Aim of the task:
Count every line of the material that holds the string "index". Respond with the total only.

Provided data:

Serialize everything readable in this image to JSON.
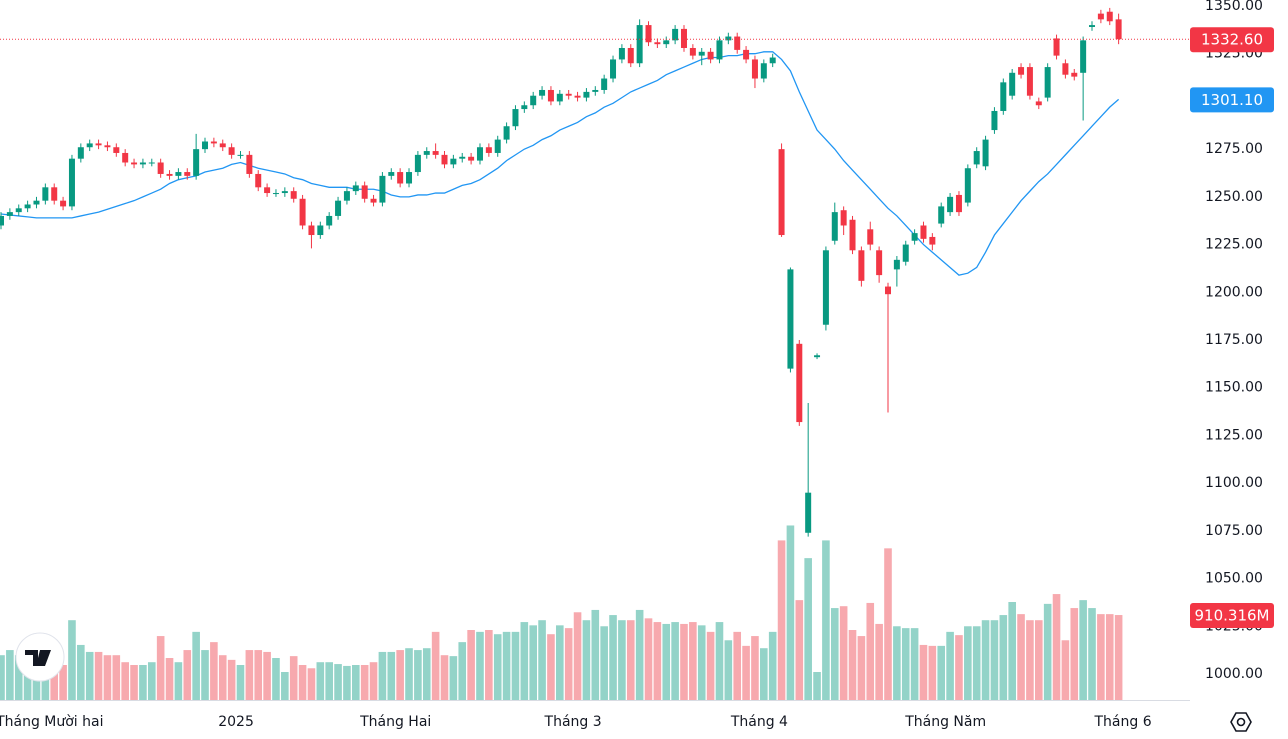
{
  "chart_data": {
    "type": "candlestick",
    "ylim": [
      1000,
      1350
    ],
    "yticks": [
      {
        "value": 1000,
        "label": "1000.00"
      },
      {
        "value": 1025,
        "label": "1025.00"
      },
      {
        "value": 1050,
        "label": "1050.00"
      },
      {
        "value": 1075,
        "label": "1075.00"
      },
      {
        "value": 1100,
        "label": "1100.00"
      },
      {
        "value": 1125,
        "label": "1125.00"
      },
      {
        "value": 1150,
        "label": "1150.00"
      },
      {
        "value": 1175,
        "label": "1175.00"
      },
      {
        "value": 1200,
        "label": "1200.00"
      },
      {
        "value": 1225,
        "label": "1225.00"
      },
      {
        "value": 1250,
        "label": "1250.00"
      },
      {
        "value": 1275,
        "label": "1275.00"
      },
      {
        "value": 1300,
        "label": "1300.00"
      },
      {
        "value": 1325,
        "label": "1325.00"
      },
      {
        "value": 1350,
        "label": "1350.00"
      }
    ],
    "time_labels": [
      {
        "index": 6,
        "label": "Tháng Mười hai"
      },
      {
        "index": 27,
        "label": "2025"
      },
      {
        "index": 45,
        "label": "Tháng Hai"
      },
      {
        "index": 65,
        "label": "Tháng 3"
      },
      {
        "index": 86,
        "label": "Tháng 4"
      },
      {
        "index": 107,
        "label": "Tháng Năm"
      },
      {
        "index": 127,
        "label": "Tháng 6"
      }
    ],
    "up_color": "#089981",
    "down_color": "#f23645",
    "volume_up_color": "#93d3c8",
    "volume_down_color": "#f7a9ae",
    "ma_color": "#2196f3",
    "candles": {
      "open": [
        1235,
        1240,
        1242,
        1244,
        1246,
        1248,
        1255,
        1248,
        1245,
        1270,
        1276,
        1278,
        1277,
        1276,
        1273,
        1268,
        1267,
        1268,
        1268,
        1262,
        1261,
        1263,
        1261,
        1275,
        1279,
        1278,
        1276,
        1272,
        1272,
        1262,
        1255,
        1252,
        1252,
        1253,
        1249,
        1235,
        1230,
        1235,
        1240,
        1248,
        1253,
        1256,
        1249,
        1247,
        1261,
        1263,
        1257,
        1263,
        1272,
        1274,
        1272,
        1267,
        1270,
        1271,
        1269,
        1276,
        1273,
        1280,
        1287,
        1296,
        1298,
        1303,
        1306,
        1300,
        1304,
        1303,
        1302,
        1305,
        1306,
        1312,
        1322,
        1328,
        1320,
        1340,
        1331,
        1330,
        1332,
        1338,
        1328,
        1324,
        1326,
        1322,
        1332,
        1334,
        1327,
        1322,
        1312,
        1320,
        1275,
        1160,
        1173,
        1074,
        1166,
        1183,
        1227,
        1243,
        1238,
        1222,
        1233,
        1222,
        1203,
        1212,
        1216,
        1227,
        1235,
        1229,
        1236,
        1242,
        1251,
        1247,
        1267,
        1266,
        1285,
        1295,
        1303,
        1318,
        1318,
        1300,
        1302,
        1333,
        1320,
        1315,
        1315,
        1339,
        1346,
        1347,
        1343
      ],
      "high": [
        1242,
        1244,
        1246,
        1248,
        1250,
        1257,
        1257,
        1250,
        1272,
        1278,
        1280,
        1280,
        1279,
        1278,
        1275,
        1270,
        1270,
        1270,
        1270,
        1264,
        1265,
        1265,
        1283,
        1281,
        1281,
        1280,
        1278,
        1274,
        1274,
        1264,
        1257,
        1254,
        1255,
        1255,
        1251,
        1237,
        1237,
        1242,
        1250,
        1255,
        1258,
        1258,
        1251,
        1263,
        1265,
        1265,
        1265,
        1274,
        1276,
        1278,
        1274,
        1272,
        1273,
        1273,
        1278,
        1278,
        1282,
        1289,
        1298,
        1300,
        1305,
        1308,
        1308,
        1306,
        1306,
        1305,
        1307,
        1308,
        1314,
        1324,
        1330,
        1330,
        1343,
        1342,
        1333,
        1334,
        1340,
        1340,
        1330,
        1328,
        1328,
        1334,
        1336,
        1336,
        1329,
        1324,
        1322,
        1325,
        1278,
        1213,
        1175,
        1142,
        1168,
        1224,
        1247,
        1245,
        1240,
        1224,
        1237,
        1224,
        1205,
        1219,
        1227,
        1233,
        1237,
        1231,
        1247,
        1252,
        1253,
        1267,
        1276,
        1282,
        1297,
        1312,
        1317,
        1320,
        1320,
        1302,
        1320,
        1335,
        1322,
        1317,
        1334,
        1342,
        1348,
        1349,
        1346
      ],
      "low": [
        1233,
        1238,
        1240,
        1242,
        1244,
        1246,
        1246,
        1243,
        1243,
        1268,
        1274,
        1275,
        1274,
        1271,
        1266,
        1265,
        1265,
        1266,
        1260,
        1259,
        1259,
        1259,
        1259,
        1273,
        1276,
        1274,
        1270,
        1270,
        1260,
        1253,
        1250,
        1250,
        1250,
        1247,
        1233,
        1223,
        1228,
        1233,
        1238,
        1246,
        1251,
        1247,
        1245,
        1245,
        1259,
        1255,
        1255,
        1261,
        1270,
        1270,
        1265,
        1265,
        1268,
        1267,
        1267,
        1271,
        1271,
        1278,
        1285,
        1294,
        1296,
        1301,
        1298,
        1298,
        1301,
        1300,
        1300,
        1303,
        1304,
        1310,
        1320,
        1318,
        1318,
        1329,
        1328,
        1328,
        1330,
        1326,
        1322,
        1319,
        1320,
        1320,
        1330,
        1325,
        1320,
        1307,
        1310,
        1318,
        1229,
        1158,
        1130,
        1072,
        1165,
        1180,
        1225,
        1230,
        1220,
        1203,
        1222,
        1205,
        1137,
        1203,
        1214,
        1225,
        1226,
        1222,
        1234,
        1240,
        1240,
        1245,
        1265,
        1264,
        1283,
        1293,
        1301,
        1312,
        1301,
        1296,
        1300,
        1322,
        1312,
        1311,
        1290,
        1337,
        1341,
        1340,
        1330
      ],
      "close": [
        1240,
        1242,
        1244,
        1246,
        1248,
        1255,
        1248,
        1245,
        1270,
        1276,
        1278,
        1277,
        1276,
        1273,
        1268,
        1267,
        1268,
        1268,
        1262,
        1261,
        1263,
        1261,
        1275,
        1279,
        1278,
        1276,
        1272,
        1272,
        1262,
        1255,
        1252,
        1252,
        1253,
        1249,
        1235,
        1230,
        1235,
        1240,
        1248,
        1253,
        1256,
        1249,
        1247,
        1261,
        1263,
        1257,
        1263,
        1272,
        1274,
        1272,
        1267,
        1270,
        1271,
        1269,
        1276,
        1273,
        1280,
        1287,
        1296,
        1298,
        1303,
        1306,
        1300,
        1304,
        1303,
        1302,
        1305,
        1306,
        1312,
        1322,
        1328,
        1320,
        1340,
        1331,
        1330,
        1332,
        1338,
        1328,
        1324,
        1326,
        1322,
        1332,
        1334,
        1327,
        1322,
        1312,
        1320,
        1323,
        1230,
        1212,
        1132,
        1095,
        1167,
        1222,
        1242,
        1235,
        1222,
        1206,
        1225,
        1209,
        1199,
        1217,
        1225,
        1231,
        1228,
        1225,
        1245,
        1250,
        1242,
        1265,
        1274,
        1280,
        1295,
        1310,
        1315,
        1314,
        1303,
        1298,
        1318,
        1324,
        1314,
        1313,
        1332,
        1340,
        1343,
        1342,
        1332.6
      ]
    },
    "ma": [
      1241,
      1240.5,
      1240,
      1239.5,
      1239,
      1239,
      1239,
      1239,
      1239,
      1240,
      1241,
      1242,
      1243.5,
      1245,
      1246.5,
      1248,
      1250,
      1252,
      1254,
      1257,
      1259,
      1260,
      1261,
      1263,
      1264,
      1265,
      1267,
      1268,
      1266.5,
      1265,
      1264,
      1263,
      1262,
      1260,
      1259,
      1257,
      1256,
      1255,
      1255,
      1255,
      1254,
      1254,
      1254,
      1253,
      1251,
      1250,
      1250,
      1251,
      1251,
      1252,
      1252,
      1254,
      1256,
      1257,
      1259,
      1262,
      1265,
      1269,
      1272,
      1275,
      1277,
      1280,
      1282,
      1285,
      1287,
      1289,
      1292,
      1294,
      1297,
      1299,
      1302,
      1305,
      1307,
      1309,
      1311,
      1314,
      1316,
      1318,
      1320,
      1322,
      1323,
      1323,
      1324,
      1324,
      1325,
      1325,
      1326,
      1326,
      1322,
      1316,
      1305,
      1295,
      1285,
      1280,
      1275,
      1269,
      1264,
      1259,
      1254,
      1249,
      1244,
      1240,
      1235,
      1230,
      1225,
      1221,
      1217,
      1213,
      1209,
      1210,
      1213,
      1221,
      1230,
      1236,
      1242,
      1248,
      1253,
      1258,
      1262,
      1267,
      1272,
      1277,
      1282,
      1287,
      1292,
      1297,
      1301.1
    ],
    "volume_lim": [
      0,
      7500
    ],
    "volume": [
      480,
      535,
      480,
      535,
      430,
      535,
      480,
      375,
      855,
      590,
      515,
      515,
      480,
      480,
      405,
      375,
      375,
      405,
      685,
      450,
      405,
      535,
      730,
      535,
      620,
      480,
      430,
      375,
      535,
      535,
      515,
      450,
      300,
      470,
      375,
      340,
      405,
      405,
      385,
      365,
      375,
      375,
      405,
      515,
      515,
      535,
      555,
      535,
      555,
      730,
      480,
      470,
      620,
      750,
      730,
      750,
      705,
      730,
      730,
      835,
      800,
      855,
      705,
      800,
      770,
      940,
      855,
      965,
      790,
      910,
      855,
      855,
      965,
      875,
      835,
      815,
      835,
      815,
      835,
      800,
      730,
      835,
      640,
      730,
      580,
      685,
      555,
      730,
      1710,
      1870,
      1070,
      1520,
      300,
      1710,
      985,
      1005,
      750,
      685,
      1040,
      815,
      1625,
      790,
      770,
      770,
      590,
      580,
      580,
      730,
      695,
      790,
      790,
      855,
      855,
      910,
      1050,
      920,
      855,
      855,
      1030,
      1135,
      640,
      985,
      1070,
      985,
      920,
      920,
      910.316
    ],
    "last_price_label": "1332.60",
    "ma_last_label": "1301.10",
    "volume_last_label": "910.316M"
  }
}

Result of the task:
7